● **What is asked**: Locate the word "Getting" in the entries below, then gather every line that holds it.

-- Start Task data --

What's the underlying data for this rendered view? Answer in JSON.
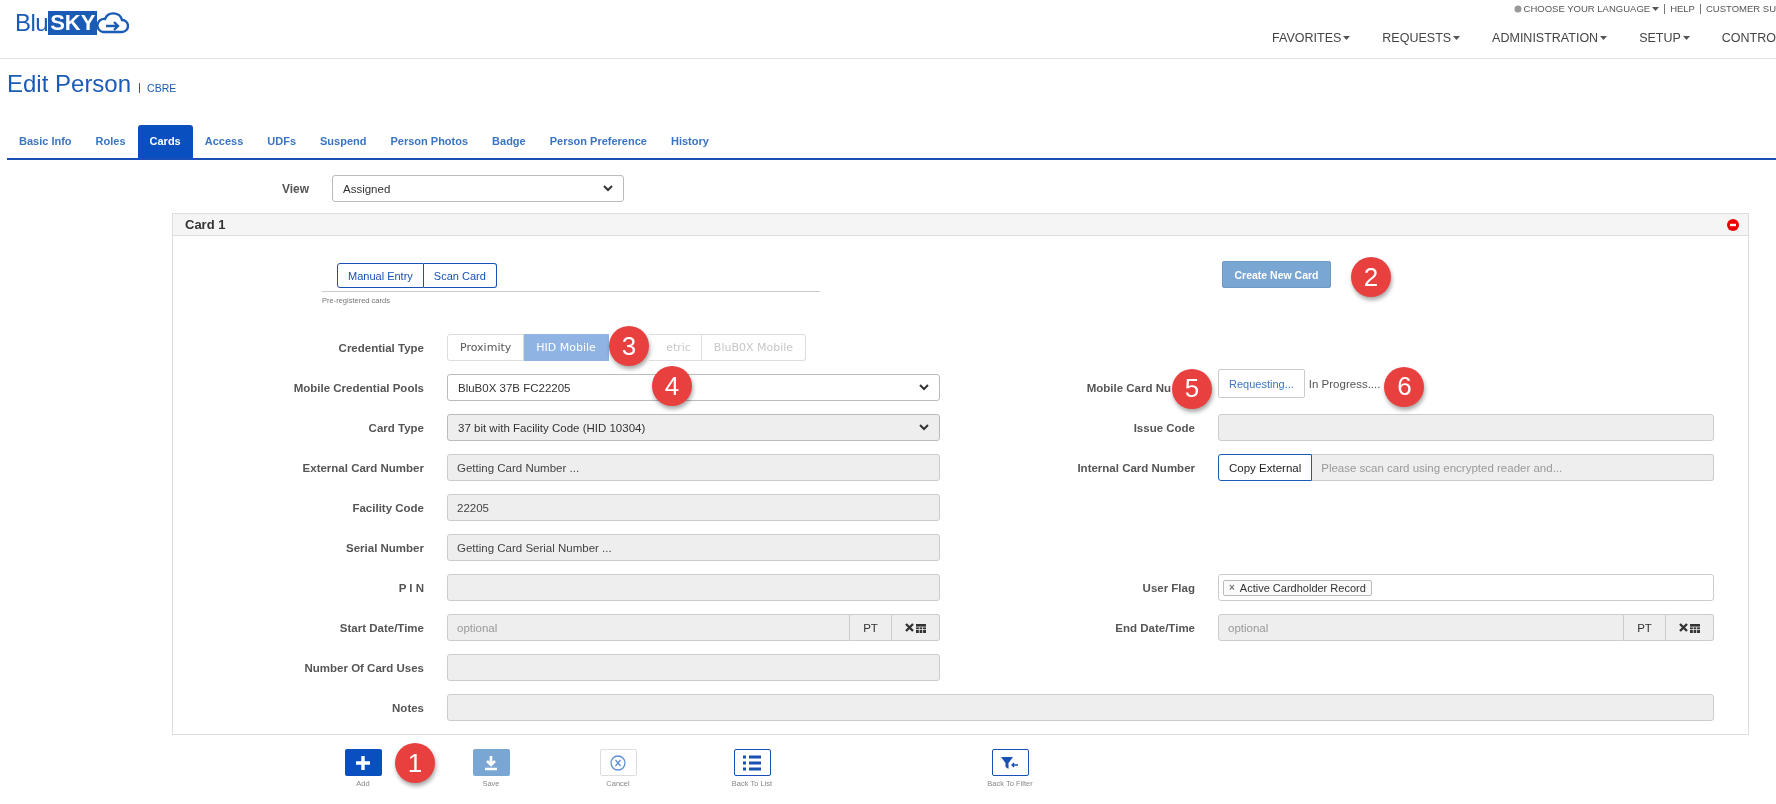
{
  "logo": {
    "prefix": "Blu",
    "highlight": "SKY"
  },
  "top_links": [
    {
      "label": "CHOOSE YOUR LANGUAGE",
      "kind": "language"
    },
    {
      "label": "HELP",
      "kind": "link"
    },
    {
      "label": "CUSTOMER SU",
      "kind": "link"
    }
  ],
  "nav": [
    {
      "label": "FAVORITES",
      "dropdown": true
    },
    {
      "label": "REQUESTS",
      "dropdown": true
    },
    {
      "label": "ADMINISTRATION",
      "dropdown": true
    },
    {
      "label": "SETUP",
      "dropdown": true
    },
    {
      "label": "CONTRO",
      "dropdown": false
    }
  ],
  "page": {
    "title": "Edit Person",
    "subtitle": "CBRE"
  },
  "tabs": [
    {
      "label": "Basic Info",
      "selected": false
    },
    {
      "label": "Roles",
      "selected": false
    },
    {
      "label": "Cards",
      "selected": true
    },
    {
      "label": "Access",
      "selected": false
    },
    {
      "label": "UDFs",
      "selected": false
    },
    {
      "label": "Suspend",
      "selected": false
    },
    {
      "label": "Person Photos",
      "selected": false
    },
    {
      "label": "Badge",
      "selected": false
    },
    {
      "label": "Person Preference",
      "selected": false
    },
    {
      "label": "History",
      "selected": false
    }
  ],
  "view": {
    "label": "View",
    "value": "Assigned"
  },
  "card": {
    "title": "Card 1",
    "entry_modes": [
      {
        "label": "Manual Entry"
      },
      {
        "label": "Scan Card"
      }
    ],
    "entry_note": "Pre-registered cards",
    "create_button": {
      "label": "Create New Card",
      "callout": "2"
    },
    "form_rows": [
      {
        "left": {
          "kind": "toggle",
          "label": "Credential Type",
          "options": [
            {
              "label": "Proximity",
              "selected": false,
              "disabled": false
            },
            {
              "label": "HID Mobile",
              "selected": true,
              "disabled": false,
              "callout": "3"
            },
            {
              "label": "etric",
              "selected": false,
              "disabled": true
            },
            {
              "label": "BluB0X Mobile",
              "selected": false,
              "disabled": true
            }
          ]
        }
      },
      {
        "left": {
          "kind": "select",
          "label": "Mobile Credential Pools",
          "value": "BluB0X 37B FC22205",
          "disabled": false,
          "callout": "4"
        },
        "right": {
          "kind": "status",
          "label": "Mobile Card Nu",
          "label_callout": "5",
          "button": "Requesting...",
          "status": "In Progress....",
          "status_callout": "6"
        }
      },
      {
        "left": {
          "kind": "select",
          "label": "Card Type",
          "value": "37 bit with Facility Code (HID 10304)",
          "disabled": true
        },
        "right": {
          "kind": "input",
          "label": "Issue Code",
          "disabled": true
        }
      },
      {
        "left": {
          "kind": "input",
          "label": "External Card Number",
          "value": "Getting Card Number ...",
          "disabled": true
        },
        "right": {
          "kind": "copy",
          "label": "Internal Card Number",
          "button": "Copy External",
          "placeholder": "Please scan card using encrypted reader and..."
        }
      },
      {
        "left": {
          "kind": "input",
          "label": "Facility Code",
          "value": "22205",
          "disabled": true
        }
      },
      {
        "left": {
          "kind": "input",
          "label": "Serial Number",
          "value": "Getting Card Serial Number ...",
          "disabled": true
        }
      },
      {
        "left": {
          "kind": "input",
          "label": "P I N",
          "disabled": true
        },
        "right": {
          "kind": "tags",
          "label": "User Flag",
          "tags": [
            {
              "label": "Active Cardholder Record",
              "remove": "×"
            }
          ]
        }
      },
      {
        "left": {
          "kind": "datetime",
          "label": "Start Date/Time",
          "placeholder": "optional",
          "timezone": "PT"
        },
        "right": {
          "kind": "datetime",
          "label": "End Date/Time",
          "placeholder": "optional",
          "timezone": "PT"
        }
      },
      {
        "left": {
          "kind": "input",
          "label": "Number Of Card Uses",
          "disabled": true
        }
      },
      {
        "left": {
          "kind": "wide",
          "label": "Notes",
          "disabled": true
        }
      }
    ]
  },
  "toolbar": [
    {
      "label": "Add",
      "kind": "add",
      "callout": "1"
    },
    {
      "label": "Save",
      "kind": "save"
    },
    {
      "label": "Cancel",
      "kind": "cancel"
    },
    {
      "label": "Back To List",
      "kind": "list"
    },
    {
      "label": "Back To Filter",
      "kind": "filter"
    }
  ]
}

-- End Task data --
-- Start Task data --

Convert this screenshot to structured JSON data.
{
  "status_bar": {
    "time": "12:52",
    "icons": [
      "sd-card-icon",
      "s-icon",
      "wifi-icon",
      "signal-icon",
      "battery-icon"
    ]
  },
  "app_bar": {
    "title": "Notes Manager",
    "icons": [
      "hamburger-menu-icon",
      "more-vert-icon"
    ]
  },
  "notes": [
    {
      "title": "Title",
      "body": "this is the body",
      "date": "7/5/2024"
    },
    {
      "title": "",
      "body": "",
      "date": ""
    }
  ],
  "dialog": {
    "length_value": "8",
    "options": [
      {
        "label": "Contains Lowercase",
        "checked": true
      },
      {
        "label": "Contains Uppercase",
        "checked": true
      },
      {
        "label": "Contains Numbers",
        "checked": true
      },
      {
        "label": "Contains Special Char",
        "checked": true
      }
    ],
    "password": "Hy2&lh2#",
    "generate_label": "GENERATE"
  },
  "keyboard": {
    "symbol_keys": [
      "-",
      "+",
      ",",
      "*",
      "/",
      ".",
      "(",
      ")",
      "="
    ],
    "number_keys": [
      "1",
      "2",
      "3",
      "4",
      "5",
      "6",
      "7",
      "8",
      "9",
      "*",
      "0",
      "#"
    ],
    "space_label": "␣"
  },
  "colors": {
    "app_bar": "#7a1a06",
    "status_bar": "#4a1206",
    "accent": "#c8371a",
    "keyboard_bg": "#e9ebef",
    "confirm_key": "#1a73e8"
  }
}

-- End Task data --

● **Result of this exercise**:
          "value": "Getting Card Number ...",
          "value": "Getting Card Serial Number ...",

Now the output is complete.